**WHAT TO WORK ON**
Copy exactly, and only, the lines from the line containing "OCR this image." through the last line of the records below, both included.

## START

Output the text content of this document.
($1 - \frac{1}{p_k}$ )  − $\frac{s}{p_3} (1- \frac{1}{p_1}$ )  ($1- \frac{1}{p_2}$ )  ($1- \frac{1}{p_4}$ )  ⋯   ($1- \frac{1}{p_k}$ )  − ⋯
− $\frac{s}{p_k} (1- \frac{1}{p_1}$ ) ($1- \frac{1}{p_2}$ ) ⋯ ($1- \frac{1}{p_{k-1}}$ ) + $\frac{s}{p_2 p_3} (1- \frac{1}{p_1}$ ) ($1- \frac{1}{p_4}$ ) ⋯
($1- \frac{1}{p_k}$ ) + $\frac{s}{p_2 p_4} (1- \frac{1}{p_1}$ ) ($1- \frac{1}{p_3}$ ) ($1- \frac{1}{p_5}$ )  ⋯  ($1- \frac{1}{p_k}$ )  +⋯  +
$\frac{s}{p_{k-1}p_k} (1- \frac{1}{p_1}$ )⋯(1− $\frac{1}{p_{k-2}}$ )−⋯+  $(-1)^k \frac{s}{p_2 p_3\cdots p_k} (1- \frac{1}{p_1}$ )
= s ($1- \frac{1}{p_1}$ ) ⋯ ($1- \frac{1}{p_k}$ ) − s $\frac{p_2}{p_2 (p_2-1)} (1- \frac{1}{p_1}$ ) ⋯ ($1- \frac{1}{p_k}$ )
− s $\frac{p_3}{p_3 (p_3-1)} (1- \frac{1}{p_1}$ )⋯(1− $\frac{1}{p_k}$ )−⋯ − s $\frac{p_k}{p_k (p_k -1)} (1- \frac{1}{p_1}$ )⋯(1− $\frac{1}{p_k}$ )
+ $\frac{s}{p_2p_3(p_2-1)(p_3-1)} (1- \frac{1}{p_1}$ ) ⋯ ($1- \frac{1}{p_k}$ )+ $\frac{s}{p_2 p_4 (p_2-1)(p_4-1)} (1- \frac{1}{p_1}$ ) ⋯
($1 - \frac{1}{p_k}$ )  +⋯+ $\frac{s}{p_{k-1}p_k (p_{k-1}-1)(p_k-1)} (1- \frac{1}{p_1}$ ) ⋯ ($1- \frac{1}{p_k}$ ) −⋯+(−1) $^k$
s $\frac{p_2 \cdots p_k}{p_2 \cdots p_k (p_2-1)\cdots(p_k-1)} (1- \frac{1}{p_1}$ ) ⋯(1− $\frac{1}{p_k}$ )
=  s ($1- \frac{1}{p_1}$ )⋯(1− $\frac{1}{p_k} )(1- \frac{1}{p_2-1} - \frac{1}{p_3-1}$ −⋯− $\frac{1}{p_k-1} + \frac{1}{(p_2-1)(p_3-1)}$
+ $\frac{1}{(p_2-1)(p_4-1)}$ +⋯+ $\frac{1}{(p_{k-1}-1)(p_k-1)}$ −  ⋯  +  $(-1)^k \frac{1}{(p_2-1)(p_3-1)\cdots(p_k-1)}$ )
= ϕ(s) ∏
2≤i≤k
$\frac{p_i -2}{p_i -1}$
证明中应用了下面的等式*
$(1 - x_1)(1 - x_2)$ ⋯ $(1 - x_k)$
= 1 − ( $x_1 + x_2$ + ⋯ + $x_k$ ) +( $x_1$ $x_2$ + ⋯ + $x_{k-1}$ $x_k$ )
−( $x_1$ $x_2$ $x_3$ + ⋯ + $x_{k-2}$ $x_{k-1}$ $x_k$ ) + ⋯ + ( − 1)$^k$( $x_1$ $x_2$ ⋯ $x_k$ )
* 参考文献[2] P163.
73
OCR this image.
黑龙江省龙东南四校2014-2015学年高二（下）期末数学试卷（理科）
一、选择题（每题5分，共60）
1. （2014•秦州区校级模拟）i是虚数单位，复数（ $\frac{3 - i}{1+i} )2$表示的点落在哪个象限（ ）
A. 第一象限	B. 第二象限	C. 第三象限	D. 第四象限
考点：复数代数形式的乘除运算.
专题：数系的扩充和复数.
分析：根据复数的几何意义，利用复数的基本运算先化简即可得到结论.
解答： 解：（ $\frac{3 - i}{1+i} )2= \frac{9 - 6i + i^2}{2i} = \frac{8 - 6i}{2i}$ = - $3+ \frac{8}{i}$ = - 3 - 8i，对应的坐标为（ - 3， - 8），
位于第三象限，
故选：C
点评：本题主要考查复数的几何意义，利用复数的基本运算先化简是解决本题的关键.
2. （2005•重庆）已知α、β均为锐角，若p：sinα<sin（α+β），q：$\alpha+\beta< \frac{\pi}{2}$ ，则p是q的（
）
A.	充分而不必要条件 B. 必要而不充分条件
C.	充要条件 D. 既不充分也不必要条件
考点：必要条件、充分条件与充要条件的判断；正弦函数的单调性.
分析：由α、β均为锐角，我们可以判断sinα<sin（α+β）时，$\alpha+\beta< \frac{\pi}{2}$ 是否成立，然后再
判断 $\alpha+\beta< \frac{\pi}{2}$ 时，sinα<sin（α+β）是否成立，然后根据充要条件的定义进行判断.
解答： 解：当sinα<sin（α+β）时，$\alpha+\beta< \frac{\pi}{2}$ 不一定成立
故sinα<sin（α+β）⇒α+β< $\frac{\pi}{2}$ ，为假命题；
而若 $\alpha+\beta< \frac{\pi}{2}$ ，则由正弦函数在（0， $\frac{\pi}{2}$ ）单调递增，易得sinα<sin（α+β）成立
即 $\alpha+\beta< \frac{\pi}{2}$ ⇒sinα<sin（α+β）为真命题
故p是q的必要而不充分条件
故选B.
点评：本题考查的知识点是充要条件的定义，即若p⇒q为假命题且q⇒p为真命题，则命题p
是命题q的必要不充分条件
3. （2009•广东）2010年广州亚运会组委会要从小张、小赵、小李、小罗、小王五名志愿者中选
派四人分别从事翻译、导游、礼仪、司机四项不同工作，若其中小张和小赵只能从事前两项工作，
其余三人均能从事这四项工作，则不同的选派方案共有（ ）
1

## END

**TASK RESPONSE**
OCR this image.
黑龙江省龙东南四校2014-2015学年高二（下）期末数学试卷（理科）
一、选择题（每题5分，共60）
1. （2014•秦州区校级模拟）i是虚数单位，复数（ $\frac{3 - i}{1+i} )2$表示的点落在哪个象限（ ）
A. 第一象限	B. 第二象限	C. 第三象限	D. 第四象限
考点：复数代数形式的乘除运算.
专题：数系的扩充和复数.
分析：根据复数的几何意义，利用复数的基本运算先化简即可得到结论.
解答： 解：（ $\frac{3 - i}{1+i} )2= \frac{9 - 6i + i^2}{2i} = \frac{8 - 6i}{2i}$ = - $3+ \frac{8}{i}$ = - 3 - 8i，对应的坐标为（ - 3， - 8），
位于第三象限，
故选：C
点评：本题主要考查复数的几何意义，利用复数的基本运算先化简是解决本题的关键.
2. （2005•重庆）已知α、β均为锐角，若p：sinα<sin（α+β），q：$\alpha+\beta< \frac{\pi}{2}$ ，则p是q的（
）
A.	充分而不必要条件 B. 必要而不充分条件
C.	充要条件 D. 既不充分也不必要条件
考点：必要条件、充分条件与充要条件的判断；正弦函数的单调性.
分析：由α、β均为锐角，我们可以判断sinα<sin（α+β）时，$\alpha+\beta< \frac{\pi}{2}$ 是否成立，然后再
判断 $\alpha+\beta< \frac{\pi}{2}$ 时，sinα<sin（α+β）是否成立，然后根据充要条件的定义进行判断.
解答： 解：当sinα<sin（α+β）时，$\alpha+\beta< \frac{\pi}{2}$ 不一定成立
故sinα<sin（α+β）⇒α+β< $\frac{\pi}{2}$ ，为假命题；
而若 $\alpha+\beta< \frac{\pi}{2}$ ，则由正弦函数在（0， $\frac{\pi}{2}$ ）单调递增，易得sinα<sin（α+β）成立
即 $\alpha+\beta< \frac{\pi}{2}$ ⇒sinα<sin（α+β）为真命题
故p是q的必要而不充分条件
故选B.
点评：本题考查的知识点是充要条件的定义，即若p⇒q为假命题且q⇒p为真命题，则命题p
是命题q的必要不充分条件
3. （2009•广东）2010年广州亚运会组委会要从小张、小赵、小李、小罗、小王五名志愿者中选
派四人分别从事翻译、导游、礼仪、司机四项不同工作，若其中小张和小赵只能从事前两项工作，
其余三人均能从事这四项工作，则不同的选派方案共有（ ）
1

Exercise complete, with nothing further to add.